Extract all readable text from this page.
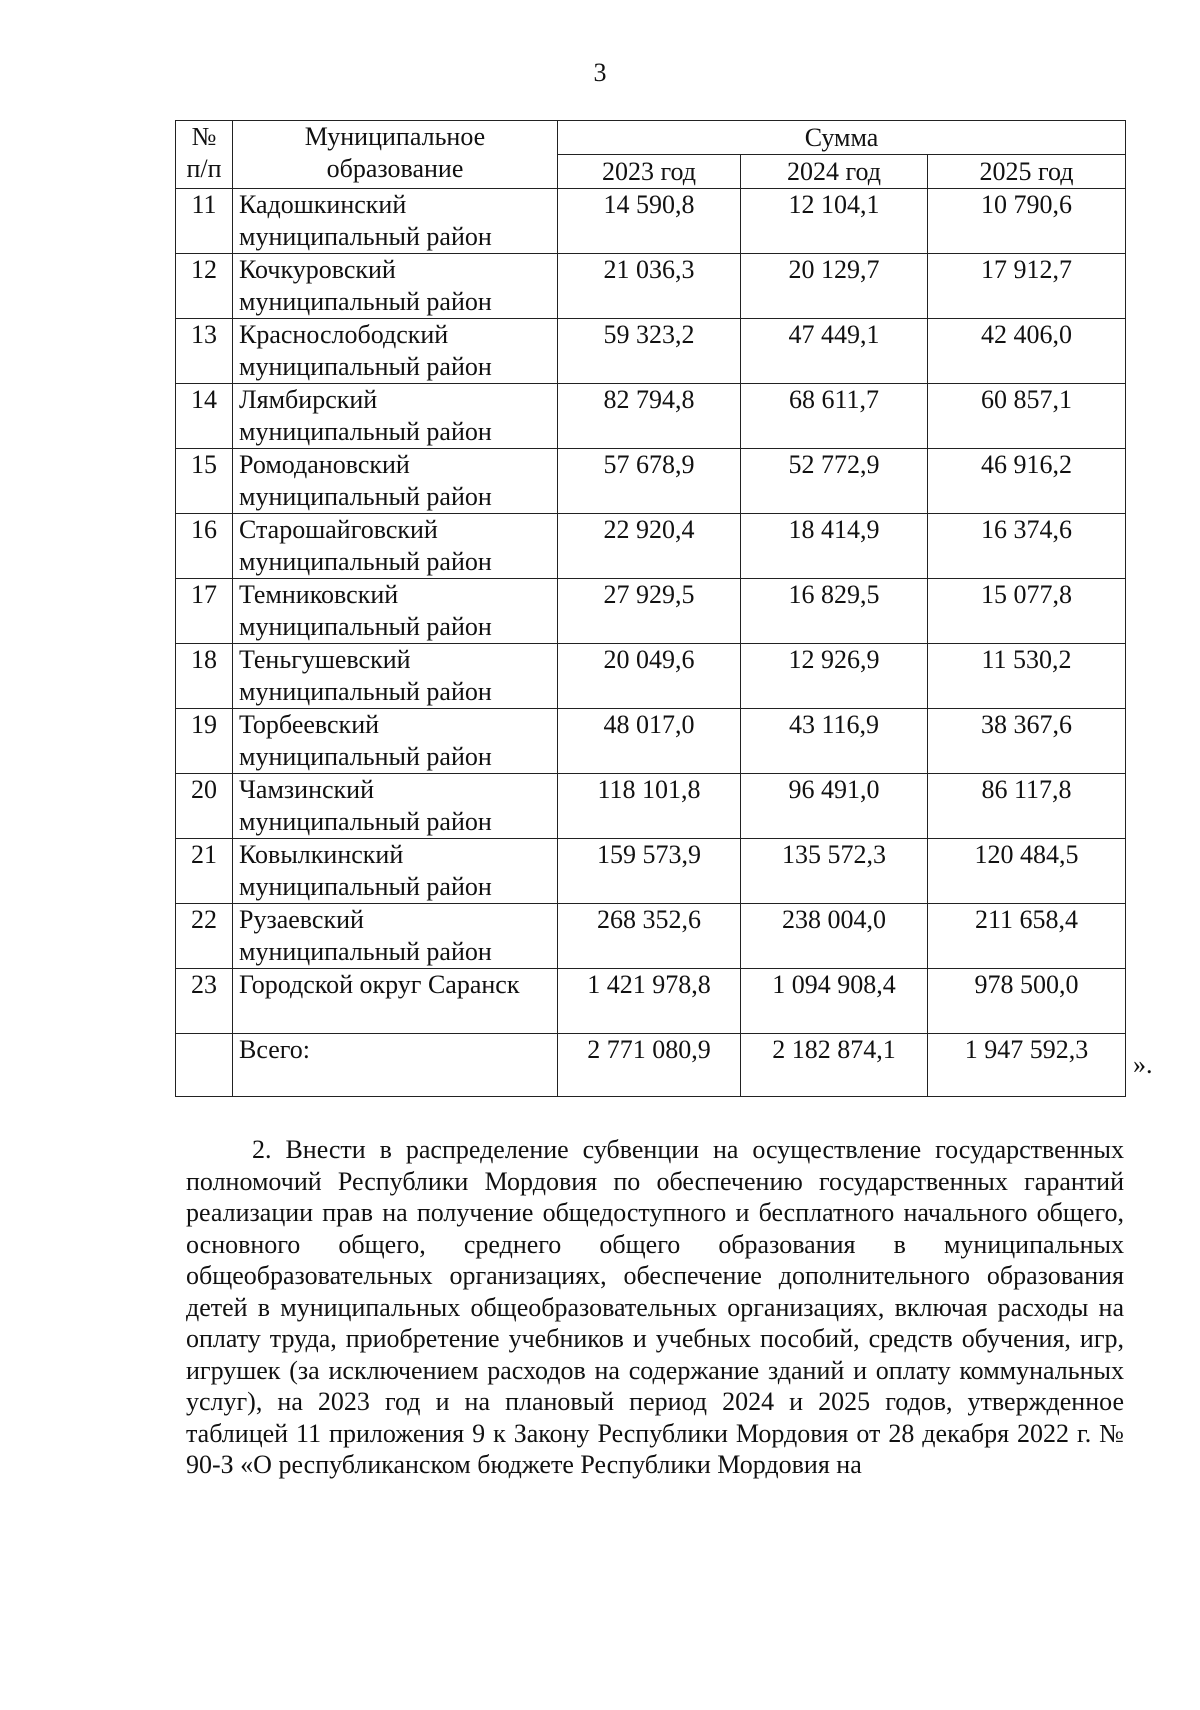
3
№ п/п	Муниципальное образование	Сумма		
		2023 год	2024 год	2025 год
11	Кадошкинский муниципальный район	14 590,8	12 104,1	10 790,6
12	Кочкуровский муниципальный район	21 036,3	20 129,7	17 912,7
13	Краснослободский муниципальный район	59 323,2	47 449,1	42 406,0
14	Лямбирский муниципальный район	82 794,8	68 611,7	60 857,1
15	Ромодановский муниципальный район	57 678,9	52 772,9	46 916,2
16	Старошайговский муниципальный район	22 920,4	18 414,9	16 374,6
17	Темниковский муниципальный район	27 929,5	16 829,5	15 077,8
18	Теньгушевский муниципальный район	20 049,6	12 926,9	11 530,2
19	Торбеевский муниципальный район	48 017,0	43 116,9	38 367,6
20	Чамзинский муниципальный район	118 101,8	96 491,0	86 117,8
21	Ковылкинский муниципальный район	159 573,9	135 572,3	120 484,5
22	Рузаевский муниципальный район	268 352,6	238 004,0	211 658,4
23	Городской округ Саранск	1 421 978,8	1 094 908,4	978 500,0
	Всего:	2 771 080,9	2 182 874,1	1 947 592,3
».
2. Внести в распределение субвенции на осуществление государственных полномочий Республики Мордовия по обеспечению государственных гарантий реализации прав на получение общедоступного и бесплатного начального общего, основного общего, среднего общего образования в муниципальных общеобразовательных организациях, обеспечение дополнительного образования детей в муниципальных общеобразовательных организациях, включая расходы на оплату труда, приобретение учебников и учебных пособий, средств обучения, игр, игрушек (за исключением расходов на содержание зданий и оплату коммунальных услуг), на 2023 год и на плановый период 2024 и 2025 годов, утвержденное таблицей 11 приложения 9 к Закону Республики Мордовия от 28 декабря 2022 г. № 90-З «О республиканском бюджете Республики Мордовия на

────────────────────────────────────────

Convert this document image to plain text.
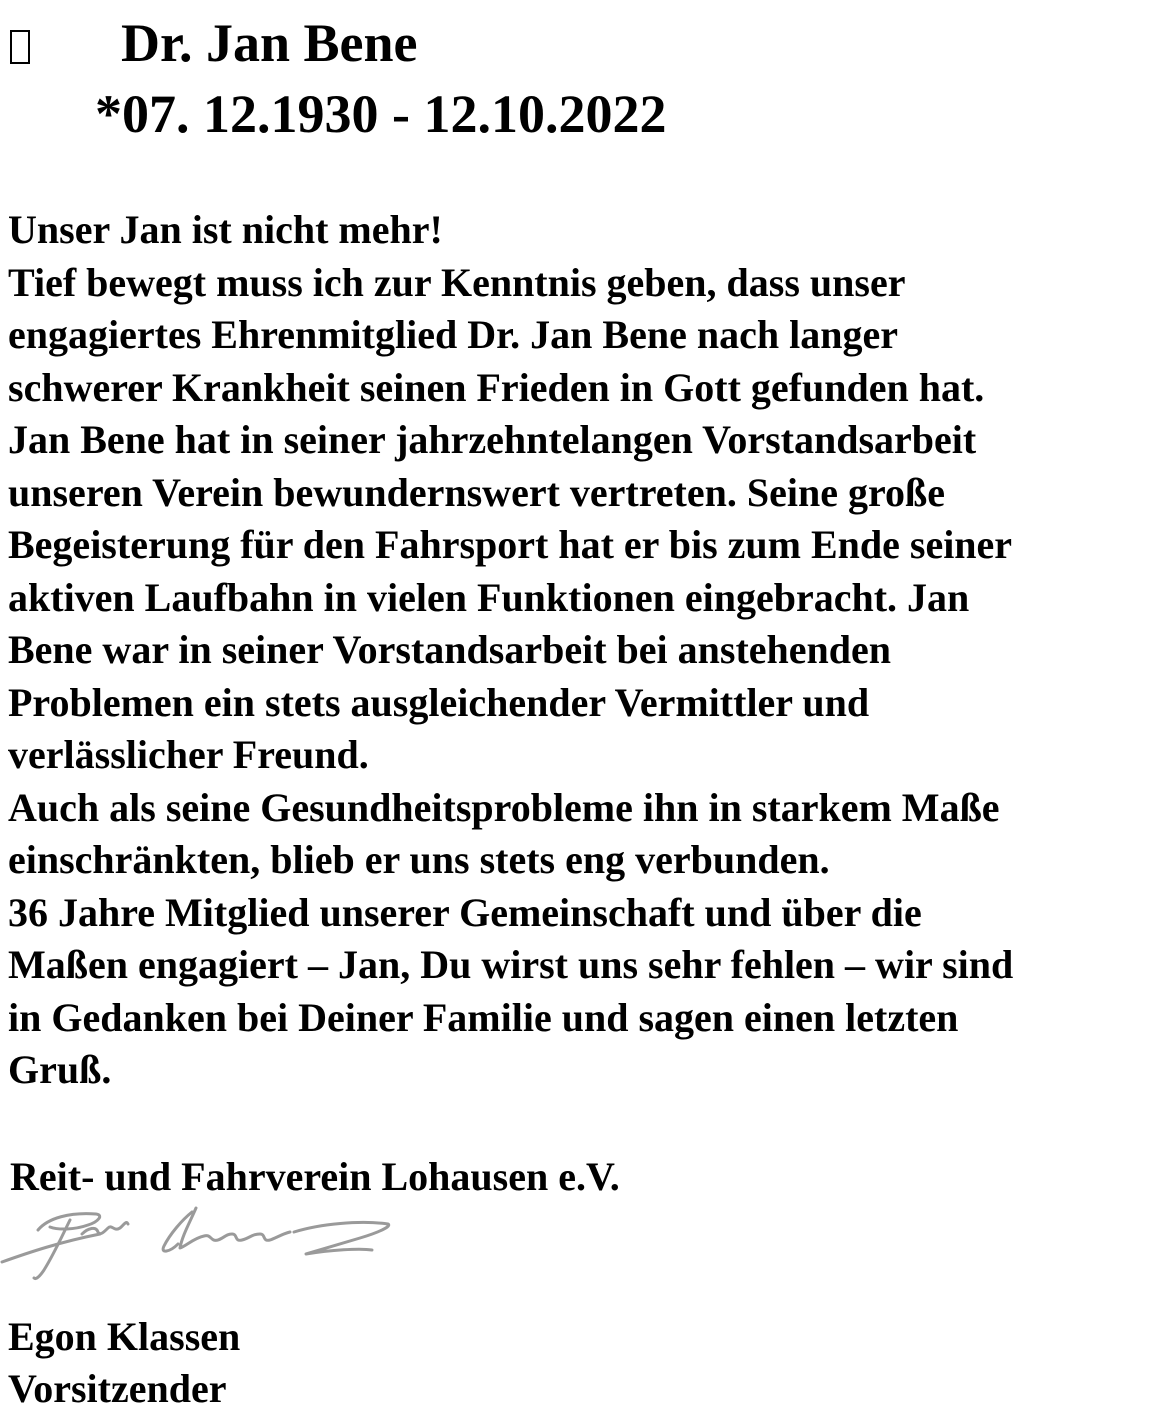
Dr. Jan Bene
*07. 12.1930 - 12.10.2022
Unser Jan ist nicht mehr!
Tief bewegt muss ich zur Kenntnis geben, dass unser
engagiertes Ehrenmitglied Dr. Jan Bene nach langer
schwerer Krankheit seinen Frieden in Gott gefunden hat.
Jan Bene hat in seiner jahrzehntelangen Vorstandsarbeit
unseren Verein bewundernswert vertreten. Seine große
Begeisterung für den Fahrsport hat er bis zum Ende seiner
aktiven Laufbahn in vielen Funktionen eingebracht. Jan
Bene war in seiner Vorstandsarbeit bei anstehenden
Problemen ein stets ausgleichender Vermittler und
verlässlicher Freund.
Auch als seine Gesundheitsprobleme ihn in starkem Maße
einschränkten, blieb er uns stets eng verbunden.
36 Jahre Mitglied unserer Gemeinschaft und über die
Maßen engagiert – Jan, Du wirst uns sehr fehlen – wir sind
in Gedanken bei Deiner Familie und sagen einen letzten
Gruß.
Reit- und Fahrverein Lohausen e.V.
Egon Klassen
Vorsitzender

────────────────────────────────────────

## YOUR GOAL
In the records above, find each line holding "Vorstandsarbeit" and copy it.

## OUTPUT FOR THIS EXERCISE
Jan Bene hat in seiner jahrzehntelangen Vorstandsarbeit
Bene war in seiner Vorstandsarbeit bei anstehenden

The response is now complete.